▸ **Aim**
Transcribe each line of the records below exactly, excluding any embedded images.

▸ **Entries from a dataset**
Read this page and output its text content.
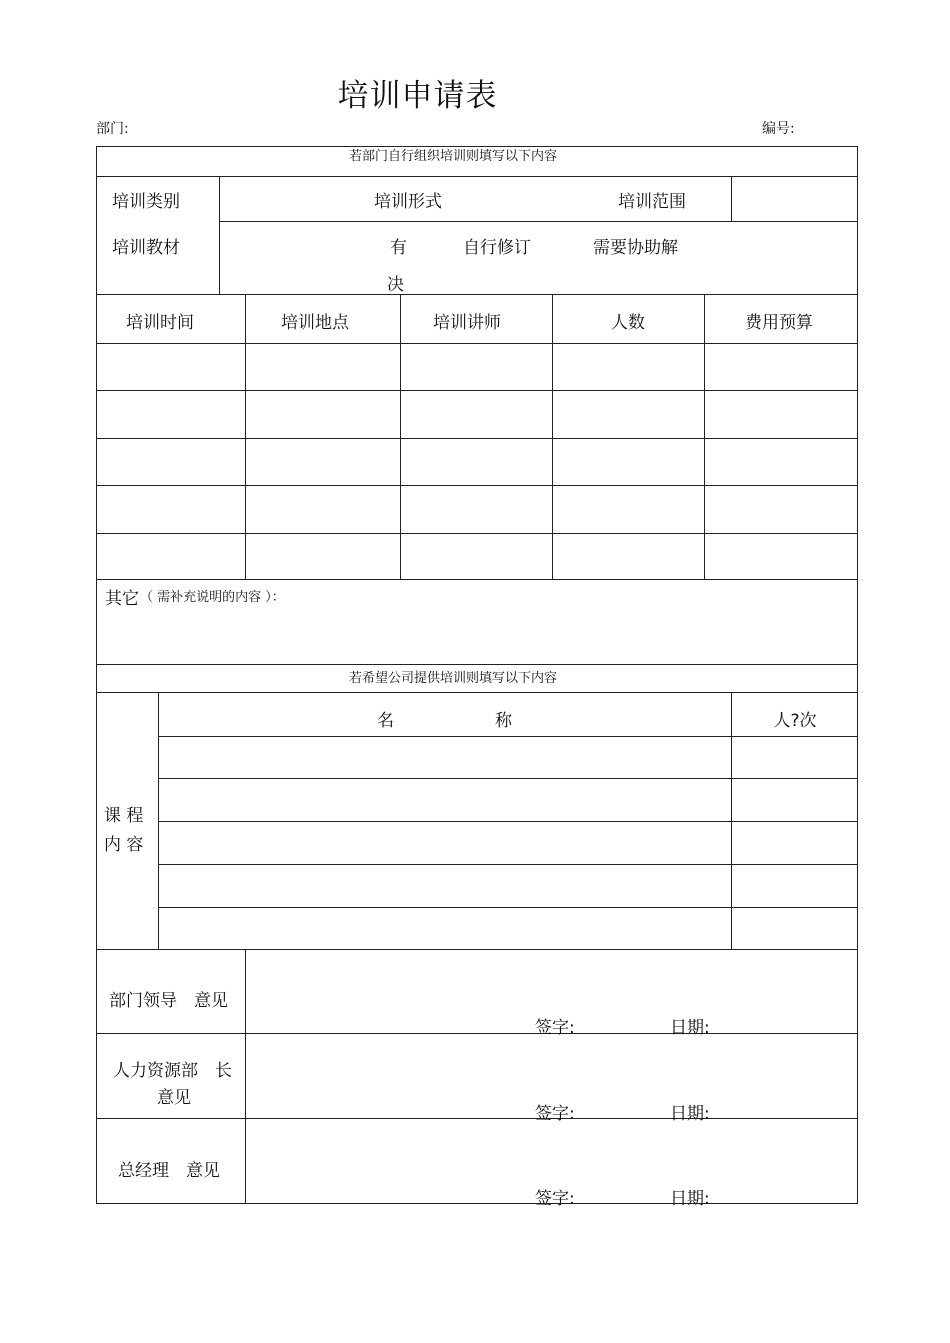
培训申请表
部门:	编号:
若部门自行组织培训则填写以下内容
培训类别	培训形式	培训范围
培训教材	有	自行修订	需要协助解
决
培训时间	培训地点	培训讲师	人数	费用预算
其它 （ 需补充说明的内容 ）：
若希望公司提供培训则填写以下内容
名	称	人?次
课 程
内 容
部门领导　意见
签字:	日期:
人力资源部　长
意见
签字:	日期:
总经理　意见
签字:	日期:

▸ **Correct response**
Read this page and output its text content.
培训申请表
部门:	编号:
若部门自行组织培训则填写以下内容
培训类别	培训形式	培训范围
培训教材	有	自行修订	需要协助解
决
培训时间	培训地点	培训讲师	人数	费用预算
其它 （ 需补充说明的内容 ）：
若希望公司提供培训则填写以下内容
名	称	人?次
课 程
内 容
部门领导　意见
签字:	日期:
人力资源部　长
意见
签字:	日期:
总经理　意见
签字:	日期:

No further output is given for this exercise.